Task material:
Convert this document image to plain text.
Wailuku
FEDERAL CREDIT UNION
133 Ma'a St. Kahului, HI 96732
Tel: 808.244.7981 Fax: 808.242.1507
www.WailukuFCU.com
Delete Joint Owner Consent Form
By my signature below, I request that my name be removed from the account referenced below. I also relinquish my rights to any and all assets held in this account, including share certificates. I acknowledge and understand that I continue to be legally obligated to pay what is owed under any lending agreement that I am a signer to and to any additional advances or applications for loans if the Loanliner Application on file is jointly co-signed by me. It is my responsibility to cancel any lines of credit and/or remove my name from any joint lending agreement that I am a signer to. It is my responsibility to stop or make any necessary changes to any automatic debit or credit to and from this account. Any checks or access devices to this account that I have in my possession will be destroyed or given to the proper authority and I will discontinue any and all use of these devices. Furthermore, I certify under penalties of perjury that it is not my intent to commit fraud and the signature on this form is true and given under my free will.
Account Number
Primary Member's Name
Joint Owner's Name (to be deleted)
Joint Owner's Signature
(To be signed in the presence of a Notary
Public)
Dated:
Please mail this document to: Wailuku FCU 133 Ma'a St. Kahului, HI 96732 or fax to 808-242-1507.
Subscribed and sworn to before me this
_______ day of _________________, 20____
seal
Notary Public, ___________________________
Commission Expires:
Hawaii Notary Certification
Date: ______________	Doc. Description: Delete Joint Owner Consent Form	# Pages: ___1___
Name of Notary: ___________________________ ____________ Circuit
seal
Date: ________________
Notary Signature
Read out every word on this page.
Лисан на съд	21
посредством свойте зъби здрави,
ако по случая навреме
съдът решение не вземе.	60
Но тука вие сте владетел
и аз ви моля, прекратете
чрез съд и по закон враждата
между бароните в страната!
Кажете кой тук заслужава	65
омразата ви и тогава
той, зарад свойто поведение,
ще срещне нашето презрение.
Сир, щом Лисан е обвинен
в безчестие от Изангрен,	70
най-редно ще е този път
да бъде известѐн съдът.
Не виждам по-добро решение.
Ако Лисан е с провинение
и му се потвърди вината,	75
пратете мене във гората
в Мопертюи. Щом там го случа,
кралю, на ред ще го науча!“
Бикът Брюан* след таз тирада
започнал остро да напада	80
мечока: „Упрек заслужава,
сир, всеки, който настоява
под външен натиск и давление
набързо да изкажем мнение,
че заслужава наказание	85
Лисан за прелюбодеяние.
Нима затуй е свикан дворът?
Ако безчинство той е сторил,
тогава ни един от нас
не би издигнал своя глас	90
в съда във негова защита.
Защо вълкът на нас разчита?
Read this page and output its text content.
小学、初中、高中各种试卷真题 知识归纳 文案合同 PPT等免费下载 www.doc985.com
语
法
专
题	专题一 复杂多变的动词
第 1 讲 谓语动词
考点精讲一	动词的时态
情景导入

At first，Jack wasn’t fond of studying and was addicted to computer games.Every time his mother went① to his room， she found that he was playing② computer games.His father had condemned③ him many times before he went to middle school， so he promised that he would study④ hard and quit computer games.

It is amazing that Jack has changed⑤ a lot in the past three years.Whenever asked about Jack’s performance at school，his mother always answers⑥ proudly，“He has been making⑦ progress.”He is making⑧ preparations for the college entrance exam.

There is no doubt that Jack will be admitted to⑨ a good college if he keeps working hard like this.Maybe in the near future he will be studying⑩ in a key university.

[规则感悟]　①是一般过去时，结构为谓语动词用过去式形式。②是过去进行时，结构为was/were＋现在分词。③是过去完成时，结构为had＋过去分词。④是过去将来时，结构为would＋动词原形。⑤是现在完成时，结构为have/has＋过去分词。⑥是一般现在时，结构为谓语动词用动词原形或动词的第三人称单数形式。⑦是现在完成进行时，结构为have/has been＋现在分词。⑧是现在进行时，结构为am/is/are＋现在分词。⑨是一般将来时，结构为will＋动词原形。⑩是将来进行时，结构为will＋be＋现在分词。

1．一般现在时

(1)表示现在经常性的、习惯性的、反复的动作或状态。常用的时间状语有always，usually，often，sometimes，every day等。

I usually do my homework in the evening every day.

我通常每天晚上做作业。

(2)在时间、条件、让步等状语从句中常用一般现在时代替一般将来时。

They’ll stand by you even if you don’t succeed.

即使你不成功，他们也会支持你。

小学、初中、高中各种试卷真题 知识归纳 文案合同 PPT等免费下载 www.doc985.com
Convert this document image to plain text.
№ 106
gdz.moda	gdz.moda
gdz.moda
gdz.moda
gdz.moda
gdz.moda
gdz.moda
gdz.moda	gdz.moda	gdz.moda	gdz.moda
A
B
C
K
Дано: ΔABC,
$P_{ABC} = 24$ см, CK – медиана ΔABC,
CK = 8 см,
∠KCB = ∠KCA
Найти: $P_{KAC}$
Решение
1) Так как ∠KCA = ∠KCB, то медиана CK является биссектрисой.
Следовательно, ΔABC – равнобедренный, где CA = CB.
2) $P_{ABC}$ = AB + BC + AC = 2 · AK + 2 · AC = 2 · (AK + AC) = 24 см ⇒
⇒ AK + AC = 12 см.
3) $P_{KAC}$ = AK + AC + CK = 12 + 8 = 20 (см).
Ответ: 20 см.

Aim of the exercise: Copy out every line with the word "been".

Output:
It is amazing that Jack has changed⑤ a lot in the past three years.Whenever asked about Jack’s performance at school，his mother always answers⑥ proudly，“He has been making⑦ progress.”He is making⑧ preparations for the college entrance exam.
[规则感悟]　①是一般过去时，结构为谓语动词用过去式形式。②是过去进行时，结构为was/were＋现在分词。③是过去完成时，结构为had＋过去分词。④是过去将来时，结构为would＋动词原形。⑤是现在完成时，结构为have/has＋过去分词。⑥是一般现在时，结构为谓语动词用动词原形或动词的第三人称单数形式。⑦是现在完成进行时，结构为have/has been＋现在分词。⑧是现在进行时，结构为am/is/are＋现在分词。⑨是一般将来时，结构为will＋动词原形。⑩是将来进行时，结构为will＋be＋现在分词。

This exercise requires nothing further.